§ Work instructions
Set the listing down again in full, word for word, with the pictures left out.

§ Entries shown
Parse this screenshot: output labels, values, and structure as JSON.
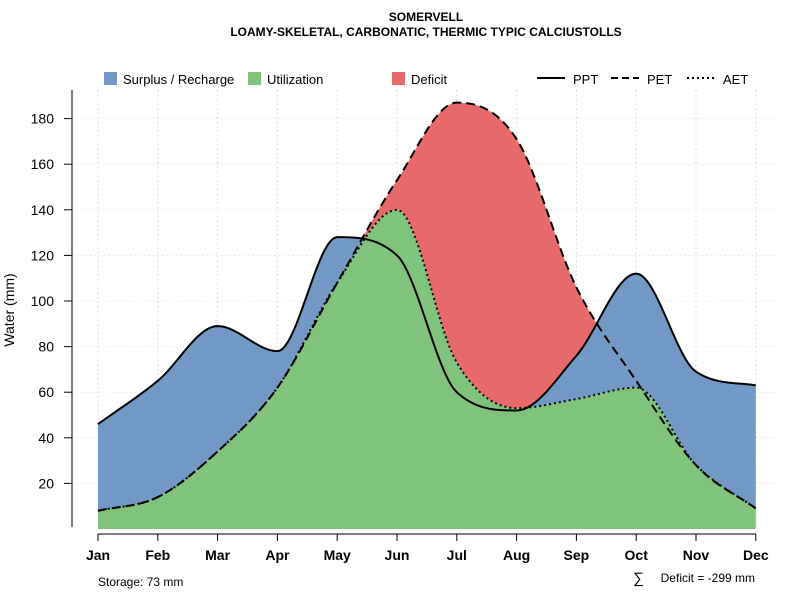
{
  "chart_data": {
    "type": "area",
    "title": "SOMERVELL",
    "subtitle": "LOAMY-SKELETAL, CARBONATIC, THERMIC TYPIC CALCIUSTOLLS",
    "xlabel": "",
    "ylabel": "Water (mm)",
    "ylim": [
      0,
      190
    ],
    "yticks": [
      20,
      40,
      60,
      80,
      100,
      120,
      140,
      160,
      180
    ],
    "categories": [
      "Jan",
      "Feb",
      "Mar",
      "Apr",
      "May",
      "Jun",
      "Jul",
      "Aug",
      "Sep",
      "Oct",
      "Nov",
      "Dec"
    ],
    "series": [
      {
        "name": "PPT",
        "linestyle": "solid",
        "values": [
          46,
          65,
          89,
          78,
          128,
          120,
          60,
          52,
          76,
          112,
          69,
          63
        ]
      },
      {
        "name": "PET",
        "linestyle": "dashed",
        "values": [
          8,
          14,
          34,
          62,
          108,
          153,
          187,
          171,
          106,
          65,
          28,
          9
        ]
      },
      {
        "name": "AET",
        "linestyle": "dotted",
        "values": [
          8,
          14,
          34,
          62,
          108,
          140,
          73,
          53,
          57,
          62,
          28,
          9
        ]
      }
    ],
    "areas": [
      {
        "name": "Surplus / Recharge",
        "color": "#7399C6"
      },
      {
        "name": "Utilization",
        "color": "#7FC47A"
      },
      {
        "name": "Deficit",
        "color": "#E96A6A"
      }
    ],
    "legend_position": "top",
    "grid": true,
    "annotations": {
      "storage": "Storage: 73 mm",
      "deficit_symbol": "∑",
      "deficit": "Deficit = -299 mm"
    }
  }
}
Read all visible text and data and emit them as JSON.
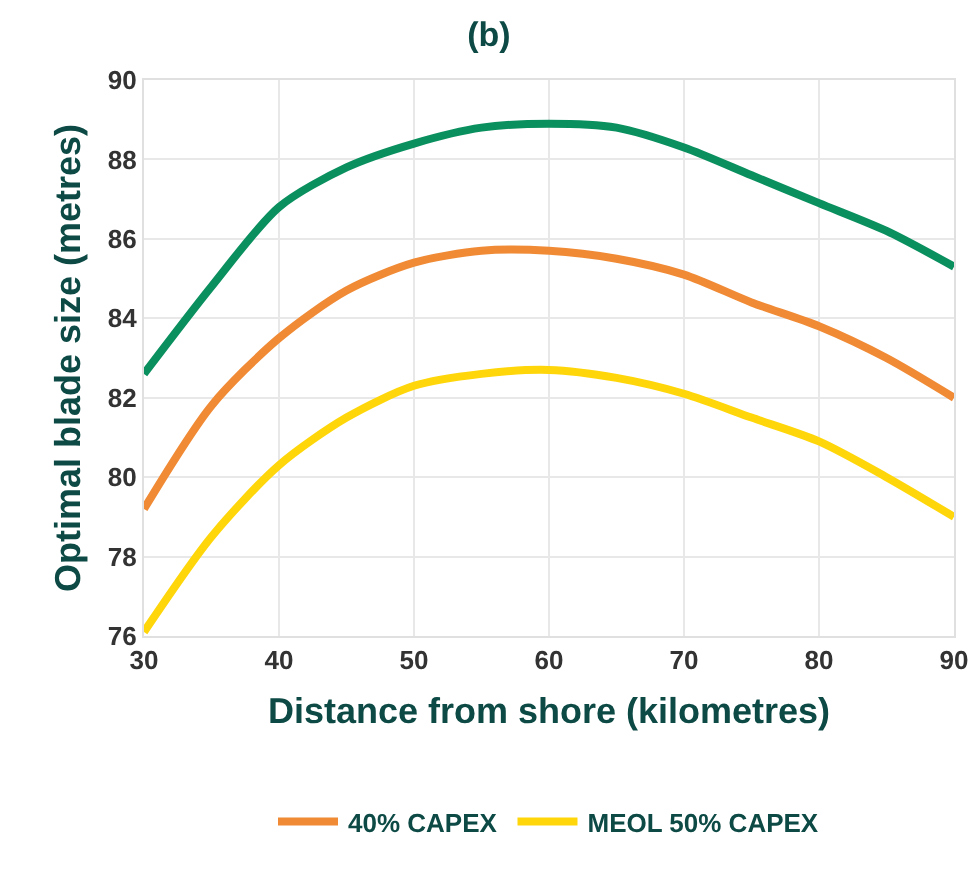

§ Output
Parse this screenshot: output labels, values, and structure as JSON.
{
  "chart_data": {
    "type": "area",
    "title": "SOMERVELL",
    "subtitle": "LOAMY-SKELETAL, CARBONATIC, THERMIC TYPIC CALCIUSTOLLS",
    "xlabel": "",
    "ylabel": "Water (mm)",
    "ylim": [
      0,
      190
    ],
    "yticks": [
      20,
      40,
      60,
      80,
      100,
      120,
      140,
      160,
      180
    ],
    "categories": [
      "Jan",
      "Feb",
      "Mar",
      "Apr",
      "May",
      "Jun",
      "Jul",
      "Aug",
      "Sep",
      "Oct",
      "Nov",
      "Dec"
    ],
    "series": [
      {
        "name": "PPT",
        "linestyle": "solid",
        "values": [
          46,
          65,
          89,
          78,
          128,
          120,
          60,
          52,
          76,
          112,
          69,
          63
        ]
      },
      {
        "name": "PET",
        "linestyle": "dashed",
        "values": [
          8,
          14,
          34,
          62,
          108,
          153,
          187,
          171,
          106,
          65,
          28,
          9
        ]
      },
      {
        "name": "AET",
        "linestyle": "dotted",
        "values": [
          8,
          14,
          34,
          62,
          108,
          140,
          73,
          53,
          57,
          62,
          28,
          9
        ]
      }
    ],
    "areas": [
      {
        "name": "Surplus / Recharge",
        "color": "#7399C6"
      },
      {
        "name": "Utilization",
        "color": "#7FC47A"
      },
      {
        "name": "Deficit",
        "color": "#E96A6A"
      }
    ],
    "legend_position": "top",
    "grid": true,
    "annotations": {
      "storage": "Storage: 73 mm",
      "deficit_symbol": "∑",
      "deficit": "Deficit = -299 mm"
    }
  }
}
Read all visible text and data and emit them as JSON.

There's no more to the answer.